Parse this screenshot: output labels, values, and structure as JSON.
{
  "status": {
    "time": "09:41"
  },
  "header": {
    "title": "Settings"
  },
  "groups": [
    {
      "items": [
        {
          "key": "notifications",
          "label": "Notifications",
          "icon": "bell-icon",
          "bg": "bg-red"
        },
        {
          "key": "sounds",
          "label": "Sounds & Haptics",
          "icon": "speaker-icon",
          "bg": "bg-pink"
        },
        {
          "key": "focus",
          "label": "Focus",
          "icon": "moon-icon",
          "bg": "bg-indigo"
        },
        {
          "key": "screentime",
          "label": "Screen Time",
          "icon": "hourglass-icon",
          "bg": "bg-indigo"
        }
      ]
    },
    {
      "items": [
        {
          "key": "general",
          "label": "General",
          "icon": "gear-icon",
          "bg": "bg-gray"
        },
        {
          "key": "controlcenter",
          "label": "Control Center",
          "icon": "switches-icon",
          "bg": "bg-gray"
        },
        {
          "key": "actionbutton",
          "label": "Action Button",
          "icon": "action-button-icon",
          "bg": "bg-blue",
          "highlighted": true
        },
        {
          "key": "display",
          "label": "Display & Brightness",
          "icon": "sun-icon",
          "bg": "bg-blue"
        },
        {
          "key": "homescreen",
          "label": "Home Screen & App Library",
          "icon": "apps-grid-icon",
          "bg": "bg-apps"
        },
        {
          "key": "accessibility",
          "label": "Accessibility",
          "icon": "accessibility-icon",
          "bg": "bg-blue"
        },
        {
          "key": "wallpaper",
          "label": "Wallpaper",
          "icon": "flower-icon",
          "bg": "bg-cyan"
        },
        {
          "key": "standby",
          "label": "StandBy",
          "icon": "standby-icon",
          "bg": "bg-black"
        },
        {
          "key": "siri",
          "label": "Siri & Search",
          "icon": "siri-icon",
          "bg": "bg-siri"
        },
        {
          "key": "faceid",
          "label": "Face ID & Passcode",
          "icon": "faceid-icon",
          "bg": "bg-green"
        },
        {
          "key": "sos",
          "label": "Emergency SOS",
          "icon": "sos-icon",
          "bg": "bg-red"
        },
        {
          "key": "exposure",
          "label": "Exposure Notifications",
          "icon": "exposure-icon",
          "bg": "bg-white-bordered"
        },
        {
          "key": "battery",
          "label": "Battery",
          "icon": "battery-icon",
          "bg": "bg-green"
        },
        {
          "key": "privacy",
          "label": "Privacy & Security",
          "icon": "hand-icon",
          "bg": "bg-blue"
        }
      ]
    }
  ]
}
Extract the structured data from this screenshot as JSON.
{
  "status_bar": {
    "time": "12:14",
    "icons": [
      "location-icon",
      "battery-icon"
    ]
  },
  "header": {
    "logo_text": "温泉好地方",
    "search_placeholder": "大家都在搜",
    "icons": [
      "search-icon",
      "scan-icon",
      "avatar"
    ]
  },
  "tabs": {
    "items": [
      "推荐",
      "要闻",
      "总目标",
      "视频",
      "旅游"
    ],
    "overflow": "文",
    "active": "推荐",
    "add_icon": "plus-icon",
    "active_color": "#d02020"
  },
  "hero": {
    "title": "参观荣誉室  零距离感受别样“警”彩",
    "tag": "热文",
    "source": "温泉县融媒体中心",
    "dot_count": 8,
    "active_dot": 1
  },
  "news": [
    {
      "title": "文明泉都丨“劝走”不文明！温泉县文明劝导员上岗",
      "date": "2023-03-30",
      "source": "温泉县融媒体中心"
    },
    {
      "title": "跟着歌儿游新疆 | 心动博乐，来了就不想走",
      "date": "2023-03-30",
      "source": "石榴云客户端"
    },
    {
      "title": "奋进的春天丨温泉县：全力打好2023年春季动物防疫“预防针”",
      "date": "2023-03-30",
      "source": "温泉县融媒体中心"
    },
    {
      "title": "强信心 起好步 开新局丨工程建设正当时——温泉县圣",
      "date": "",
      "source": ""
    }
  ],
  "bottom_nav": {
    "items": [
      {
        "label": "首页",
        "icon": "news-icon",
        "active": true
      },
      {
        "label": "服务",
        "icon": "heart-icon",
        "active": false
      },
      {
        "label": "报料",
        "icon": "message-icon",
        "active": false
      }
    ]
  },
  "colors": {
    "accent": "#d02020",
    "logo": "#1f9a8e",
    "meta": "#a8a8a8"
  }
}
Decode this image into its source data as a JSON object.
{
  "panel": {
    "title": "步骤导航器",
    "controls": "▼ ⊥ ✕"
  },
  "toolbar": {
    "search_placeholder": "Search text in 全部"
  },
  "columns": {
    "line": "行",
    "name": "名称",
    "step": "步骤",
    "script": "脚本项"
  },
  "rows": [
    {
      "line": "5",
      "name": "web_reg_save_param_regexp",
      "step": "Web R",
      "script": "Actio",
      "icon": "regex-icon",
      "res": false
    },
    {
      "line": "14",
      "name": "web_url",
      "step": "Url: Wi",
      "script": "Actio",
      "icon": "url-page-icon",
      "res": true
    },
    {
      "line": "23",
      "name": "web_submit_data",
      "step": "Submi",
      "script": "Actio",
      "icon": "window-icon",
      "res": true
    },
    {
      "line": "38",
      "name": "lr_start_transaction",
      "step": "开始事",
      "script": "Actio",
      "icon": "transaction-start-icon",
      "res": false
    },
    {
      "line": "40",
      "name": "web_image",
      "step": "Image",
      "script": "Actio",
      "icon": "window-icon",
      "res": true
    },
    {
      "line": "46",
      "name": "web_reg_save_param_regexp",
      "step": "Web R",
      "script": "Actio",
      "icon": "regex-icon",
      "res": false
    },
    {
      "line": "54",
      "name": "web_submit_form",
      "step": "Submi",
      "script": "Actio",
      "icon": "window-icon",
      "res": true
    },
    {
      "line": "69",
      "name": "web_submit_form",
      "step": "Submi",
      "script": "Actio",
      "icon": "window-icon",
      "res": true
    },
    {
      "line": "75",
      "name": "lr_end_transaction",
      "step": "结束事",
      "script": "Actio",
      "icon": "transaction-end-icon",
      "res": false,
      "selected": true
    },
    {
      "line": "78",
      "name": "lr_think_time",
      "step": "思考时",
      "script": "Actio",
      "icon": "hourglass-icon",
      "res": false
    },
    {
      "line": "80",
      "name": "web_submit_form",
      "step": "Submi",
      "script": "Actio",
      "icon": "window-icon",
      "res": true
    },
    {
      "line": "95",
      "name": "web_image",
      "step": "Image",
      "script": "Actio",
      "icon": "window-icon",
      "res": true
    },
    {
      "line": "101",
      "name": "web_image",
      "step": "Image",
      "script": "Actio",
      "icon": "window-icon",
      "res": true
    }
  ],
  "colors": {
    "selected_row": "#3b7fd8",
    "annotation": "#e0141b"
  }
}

────────────────

All of the data needs to be reproduced exactly, with no line missing.

Parse this screenshot: output labels, values, and structure as JSON.
{
  "status": {
    "time": "09:41"
  },
  "header": {
    "title": "Settings"
  },
  "groups": [
    {
      "items": [
        {
          "key": "notifications",
          "label": "Notifications",
          "icon": "bell-icon",
          "bg": "bg-red"
        },
        {
          "key": "sounds",
          "label": "Sounds & Haptics",
          "icon": "speaker-icon",
          "bg": "bg-pink"
        },
        {
          "key": "focus",
          "label": "Focus",
          "icon": "moon-icon",
          "bg": "bg-indigo"
        },
        {
          "key": "screentime",
          "label": "Screen Time",
          "icon": "hourglass-icon",
          "bg": "bg-indigo"
        }
      ]
    },
    {
      "items": [
        {
          "key": "general",
          "label": "General",
          "icon": "gear-icon",
          "bg": "bg-gray"
        },
        {
          "key": "controlcenter",
          "label": "Control Center",
          "icon": "switches-icon",
          "bg": "bg-gray"
        },
        {
          "key": "actionbutton",
          "label": "Action Button",
          "icon": "action-button-icon",
          "bg": "bg-blue",
          "highlighted": true
        },
        {
          "key": "display",
          "label": "Display & Brightness",
          "icon": "sun-icon",
          "bg": "bg-blue"
        },
        {
          "key": "homescreen",
          "label": "Home Screen & App Library",
          "icon": "apps-grid-icon",
          "bg": "bg-apps"
        },
        {
          "key": "accessibility",
          "label": "Accessibility",
          "icon": "accessibility-icon",
          "bg": "bg-blue"
        },
        {
          "key": "wallpaper",
          "label": "Wallpaper",
          "icon": "flower-icon",
          "bg": "bg-cyan"
        },
        {
          "key": "standby",
          "label": "StandBy",
          "icon": "standby-icon",
          "bg": "bg-black"
        },
        {
          "key": "siri",
          "label": "Siri & Search",
          "icon": "siri-icon",
          "bg": "bg-siri"
        },
        {
          "key": "faceid",
          "label": "Face ID & Passcode",
          "icon": "faceid-icon",
          "bg": "bg-green"
        },
        {
          "key": "sos",
          "label": "Emergency SOS",
          "icon": "sos-icon",
          "bg": "bg-red"
        },
        {
          "key": "exposure",
          "label": "Exposure Notifications",
          "icon": "exposure-icon",
          "bg": "bg-white-bordered"
        },
        {
          "key": "battery",
          "label": "Battery",
          "icon": "battery-icon",
          "bg": "bg-green"
        },
        {
          "key": "privacy",
          "label": "Privacy & Security",
          "icon": "hand-icon",
          "bg": "bg-blue"
        }
      ]
    }
  ]
}
Extract the structured data from this screenshot as JSON.
{
  "status_bar": {
    "time": "12:14",
    "icons": [
      "location-icon",
      "battery-icon"
    ]
  },
  "header": {
    "logo_text": "温泉好地方",
    "search_placeholder": "大家都在搜",
    "icons": [
      "search-icon",
      "scan-icon",
      "avatar"
    ]
  },
  "tabs": {
    "items": [
      "推荐",
      "要闻",
      "总目标",
      "视频",
      "旅游"
    ],
    "overflow": "文",
    "active": "推荐",
    "add_icon": "plus-icon",
    "active_color": "#d02020"
  },
  "hero": {
    "title": "参观荣誉室  零距离感受别样“警”彩",
    "tag": "热文",
    "source": "温泉县融媒体中心",
    "dot_count": 8,
    "active_dot": 1
  },
  "news": [
    {
      "title": "文明泉都丨“劝走”不文明！温泉县文明劝导员上岗",
      "date": "2023-03-30",
      "source": "温泉县融媒体中心"
    },
    {
      "title": "跟着歌儿游新疆 | 心动博乐，来了就不想走",
      "date": "2023-03-30",
      "source": "石榴云客户端"
    },
    {
      "title": "奋进的春天丨温泉县：全力打好2023年春季动物防疫“预防针”",
      "date": "2023-03-30",
      "source": "温泉县融媒体中心"
    },
    {
      "title": "强信心 起好步 开新局丨工程建设正当时——温泉县圣",
      "date": "",
      "source": ""
    }
  ],
  "bottom_nav": {
    "items": [
      {
        "label": "首页",
        "icon": "news-icon",
        "active": true
      },
      {
        "label": "服务",
        "icon": "heart-icon",
        "active": false
      },
      {
        "label": "报料",
        "icon": "message-icon",
        "active": false
      }
    ]
  },
  "colors": {
    "accent": "#d02020",
    "logo": "#1f9a8e",
    "meta": "#a8a8a8"
  }
}
Decode this image into its source data as a JSON object.
{
  "panel": {
    "title": "步骤导航器",
    "controls": "▼ ⊥ ✕"
  },
  "toolbar": {
    "search_placeholder": "Search text in 全部"
  },
  "columns": {
    "line": "行",
    "name": "名称",
    "step": "步骤",
    "script": "脚本项"
  },
  "rows": [
    {
      "line": "5",
      "name": "web_reg_save_param_regexp",
      "step": "Web R",
      "script": "Actio",
      "icon": "regex-icon",
      "res": false
    },
    {
      "line": "14",
      "name": "web_url",
      "step": "Url: Wi",
      "script": "Actio",
      "icon": "url-page-icon",
      "res": true
    },
    {
      "line": "23",
      "name": "web_submit_data",
      "step": "Submi",
      "script": "Actio",
      "icon": "window-icon",
      "res": true
    },
    {
      "line": "38",
      "name": "lr_start_transaction",
      "step": "开始事",
      "script": "Actio",
      "icon": "transaction-start-icon",
      "res": false
    },
    {
      "line": "40",
      "name": "web_image",
      "step": "Image",
      "script": "Actio",
      "icon": "window-icon",
      "res": true
    },
    {
      "line": "46",
      "name": "web_reg_save_param_regexp",
      "step": "Web R",
      "script": "Actio",
      "icon": "regex-icon",
      "res": false
    },
    {
      "line": "54",
      "name": "web_submit_form",
      "step": "Submi",
      "script": "Actio",
      "icon": "window-icon",
      "res": true
    },
    {
      "line": "69",
      "name": "web_submit_form",
      "step": "Submi",
      "script": "Actio",
      "icon": "window-icon",
      "res": true
    },
    {
      "line": "75",
      "name": "lr_end_transaction",
      "step": "结束事",
      "script": "Actio",
      "icon": "transaction-end-icon",
      "res": false,
      "selected": true
    },
    {
      "line": "78",
      "name": "lr_think_time",
      "step": "思考时",
      "script": "Actio",
      "icon": "hourglass-icon",
      "res": false
    },
    {
      "line": "80",
      "name": "web_submit_form",
      "step": "Submi",
      "script": "Actio",
      "icon": "window-icon",
      "res": true
    },
    {
      "line": "95",
      "name": "web_image",
      "step": "Image",
      "script": "Actio",
      "icon": "window-icon",
      "res": true
    },
    {
      "line": "101",
      "name": "web_image",
      "step": "Image",
      "script": "Actio",
      "icon": "window-icon",
      "res": true
    }
  ],
  "colors": {
    "selected_row": "#3b7fd8",
    "annotation": "#e0141b"
  }
}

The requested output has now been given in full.